> [Challenge] Rewrite the lines starting with the line that contains "series-test-line — [103, 96, 599, 419]" and going on through the line that contains "y-tick-label: 1.0 — [59, 54, 94, 79]". Replace "x-tick-label" with "horizontal-tick-label" and leave everything else unchanged.
>>>>
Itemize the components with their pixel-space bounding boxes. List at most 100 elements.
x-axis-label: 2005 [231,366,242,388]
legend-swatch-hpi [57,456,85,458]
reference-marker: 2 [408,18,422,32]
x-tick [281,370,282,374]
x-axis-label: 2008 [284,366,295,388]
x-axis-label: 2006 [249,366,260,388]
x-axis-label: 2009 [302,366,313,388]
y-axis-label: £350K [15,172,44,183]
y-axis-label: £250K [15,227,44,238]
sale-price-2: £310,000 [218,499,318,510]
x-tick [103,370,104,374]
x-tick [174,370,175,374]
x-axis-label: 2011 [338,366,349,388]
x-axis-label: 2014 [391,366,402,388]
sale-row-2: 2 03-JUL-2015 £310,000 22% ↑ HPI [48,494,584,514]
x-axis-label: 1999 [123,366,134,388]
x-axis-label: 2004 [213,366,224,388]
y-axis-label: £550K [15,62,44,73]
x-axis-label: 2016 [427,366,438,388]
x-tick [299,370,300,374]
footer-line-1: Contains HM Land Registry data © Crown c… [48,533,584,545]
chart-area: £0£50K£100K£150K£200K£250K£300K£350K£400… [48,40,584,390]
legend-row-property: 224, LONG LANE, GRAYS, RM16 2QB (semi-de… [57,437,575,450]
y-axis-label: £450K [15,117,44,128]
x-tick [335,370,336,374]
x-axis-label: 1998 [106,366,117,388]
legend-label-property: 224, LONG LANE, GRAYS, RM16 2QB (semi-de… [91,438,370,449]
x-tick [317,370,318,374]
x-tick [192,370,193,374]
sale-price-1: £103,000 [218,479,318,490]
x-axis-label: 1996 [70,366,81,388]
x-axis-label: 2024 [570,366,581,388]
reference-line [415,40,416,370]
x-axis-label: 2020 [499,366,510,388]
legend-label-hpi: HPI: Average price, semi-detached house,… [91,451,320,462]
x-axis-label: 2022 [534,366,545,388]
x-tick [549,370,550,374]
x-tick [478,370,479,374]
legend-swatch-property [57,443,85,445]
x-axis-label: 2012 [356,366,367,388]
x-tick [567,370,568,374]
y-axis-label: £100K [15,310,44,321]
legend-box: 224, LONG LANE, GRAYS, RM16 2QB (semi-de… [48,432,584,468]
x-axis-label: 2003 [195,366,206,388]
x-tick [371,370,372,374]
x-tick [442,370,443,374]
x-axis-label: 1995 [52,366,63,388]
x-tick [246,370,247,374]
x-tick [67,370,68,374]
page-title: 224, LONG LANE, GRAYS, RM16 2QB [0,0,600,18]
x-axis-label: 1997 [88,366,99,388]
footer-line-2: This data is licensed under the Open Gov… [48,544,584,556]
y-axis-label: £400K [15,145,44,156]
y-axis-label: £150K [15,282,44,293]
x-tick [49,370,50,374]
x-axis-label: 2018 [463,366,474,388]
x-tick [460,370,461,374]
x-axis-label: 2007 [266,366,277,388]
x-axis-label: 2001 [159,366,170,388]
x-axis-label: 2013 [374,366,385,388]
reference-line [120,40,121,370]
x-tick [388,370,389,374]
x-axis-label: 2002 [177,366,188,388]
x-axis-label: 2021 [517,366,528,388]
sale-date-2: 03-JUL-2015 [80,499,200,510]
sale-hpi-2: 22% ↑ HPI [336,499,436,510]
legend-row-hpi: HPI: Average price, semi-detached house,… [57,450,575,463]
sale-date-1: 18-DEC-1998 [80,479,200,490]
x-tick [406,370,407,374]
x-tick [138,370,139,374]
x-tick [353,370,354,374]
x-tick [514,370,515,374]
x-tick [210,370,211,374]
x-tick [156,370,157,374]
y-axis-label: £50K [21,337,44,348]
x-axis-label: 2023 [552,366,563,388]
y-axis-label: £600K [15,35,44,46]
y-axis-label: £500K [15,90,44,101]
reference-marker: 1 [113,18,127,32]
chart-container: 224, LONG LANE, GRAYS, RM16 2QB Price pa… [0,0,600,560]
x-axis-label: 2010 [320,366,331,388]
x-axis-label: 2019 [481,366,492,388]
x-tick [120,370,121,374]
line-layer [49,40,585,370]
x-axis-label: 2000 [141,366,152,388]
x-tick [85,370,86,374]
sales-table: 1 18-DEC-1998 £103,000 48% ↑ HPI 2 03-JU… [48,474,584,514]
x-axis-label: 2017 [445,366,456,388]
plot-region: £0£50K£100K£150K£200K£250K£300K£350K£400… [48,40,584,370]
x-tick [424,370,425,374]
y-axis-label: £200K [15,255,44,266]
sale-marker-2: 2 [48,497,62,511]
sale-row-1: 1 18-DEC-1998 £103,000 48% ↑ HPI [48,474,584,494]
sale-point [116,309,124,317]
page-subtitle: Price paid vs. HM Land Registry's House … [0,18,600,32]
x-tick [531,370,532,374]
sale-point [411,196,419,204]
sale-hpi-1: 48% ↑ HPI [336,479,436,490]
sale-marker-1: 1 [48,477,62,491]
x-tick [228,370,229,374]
<<<<
>>>>
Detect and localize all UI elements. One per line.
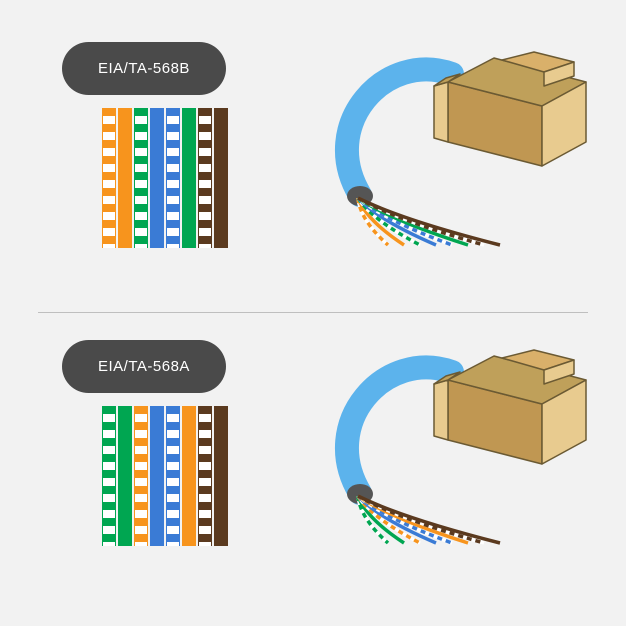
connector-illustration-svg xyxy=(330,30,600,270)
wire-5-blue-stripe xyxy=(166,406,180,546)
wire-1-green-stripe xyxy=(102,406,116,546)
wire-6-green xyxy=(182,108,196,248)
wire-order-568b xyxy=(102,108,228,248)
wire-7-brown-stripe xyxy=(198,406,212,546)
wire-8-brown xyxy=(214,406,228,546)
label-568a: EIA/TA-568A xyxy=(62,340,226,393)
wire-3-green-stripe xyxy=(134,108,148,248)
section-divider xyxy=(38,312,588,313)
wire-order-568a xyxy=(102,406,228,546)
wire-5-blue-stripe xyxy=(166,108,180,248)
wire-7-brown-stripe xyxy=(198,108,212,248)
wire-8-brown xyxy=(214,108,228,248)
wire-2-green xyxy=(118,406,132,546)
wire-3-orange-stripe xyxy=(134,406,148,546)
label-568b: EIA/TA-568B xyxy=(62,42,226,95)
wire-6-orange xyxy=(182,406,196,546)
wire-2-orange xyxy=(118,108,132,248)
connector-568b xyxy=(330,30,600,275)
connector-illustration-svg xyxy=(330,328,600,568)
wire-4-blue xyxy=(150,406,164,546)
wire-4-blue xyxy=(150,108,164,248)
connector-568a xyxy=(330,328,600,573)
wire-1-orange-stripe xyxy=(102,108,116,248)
<<<<
>>>>
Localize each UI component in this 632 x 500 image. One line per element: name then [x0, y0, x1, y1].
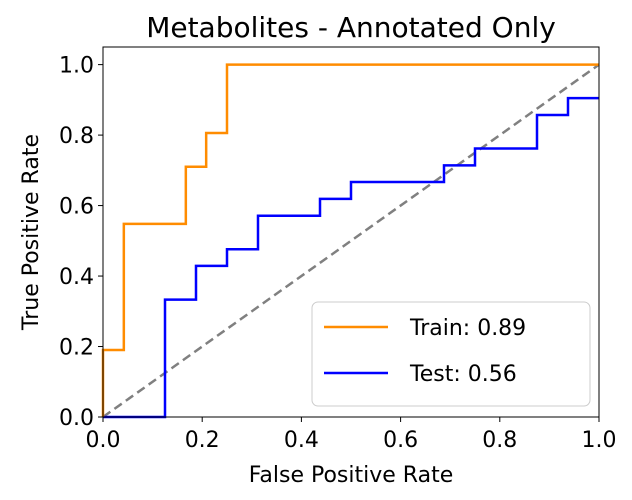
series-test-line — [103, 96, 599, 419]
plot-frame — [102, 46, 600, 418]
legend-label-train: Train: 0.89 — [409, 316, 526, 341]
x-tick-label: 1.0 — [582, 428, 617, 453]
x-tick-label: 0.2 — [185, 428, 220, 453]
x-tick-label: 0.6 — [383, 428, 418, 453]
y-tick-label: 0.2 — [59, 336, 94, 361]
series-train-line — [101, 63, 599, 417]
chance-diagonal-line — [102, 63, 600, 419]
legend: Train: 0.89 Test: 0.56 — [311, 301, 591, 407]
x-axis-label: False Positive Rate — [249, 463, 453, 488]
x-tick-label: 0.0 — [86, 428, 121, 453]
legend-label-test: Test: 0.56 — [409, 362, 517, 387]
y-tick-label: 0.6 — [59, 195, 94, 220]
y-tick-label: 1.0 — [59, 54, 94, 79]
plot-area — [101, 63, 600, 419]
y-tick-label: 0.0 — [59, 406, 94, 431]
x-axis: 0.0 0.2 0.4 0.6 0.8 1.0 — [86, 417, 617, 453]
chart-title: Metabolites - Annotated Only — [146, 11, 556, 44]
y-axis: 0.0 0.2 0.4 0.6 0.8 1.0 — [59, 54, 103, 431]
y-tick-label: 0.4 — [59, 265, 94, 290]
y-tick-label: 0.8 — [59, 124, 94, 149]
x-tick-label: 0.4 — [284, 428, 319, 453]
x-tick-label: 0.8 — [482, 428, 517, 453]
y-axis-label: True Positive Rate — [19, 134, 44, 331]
<<<<
> [Exercise answer]
series-test-line — [103, 96, 599, 419]
plot-frame — [102, 46, 600, 418]
legend-label-train: Train: 0.89 — [409, 316, 526, 341]
horizontal-tick-label: 1.0 — [582, 428, 617, 453]
horizontal-tick-label: 0.2 — [185, 428, 220, 453]
horizontal-tick-label: 0.6 — [383, 428, 418, 453]
y-tick-label: 0.2 — [59, 336, 94, 361]
series-train-line — [101, 63, 599, 417]
chance-diagonal-line — [102, 63, 600, 419]
legend: Train: 0.89 Test: 0.56 — [311, 301, 591, 407]
x-axis-label: False Positive Rate — [249, 463, 453, 488]
horizontal-tick-label: 0.0 — [86, 428, 121, 453]
legend-label-test: Test: 0.56 — [409, 362, 517, 387]
y-tick-label: 0.6 — [59, 195, 94, 220]
y-tick-label: 1.0 — [59, 54, 94, 79]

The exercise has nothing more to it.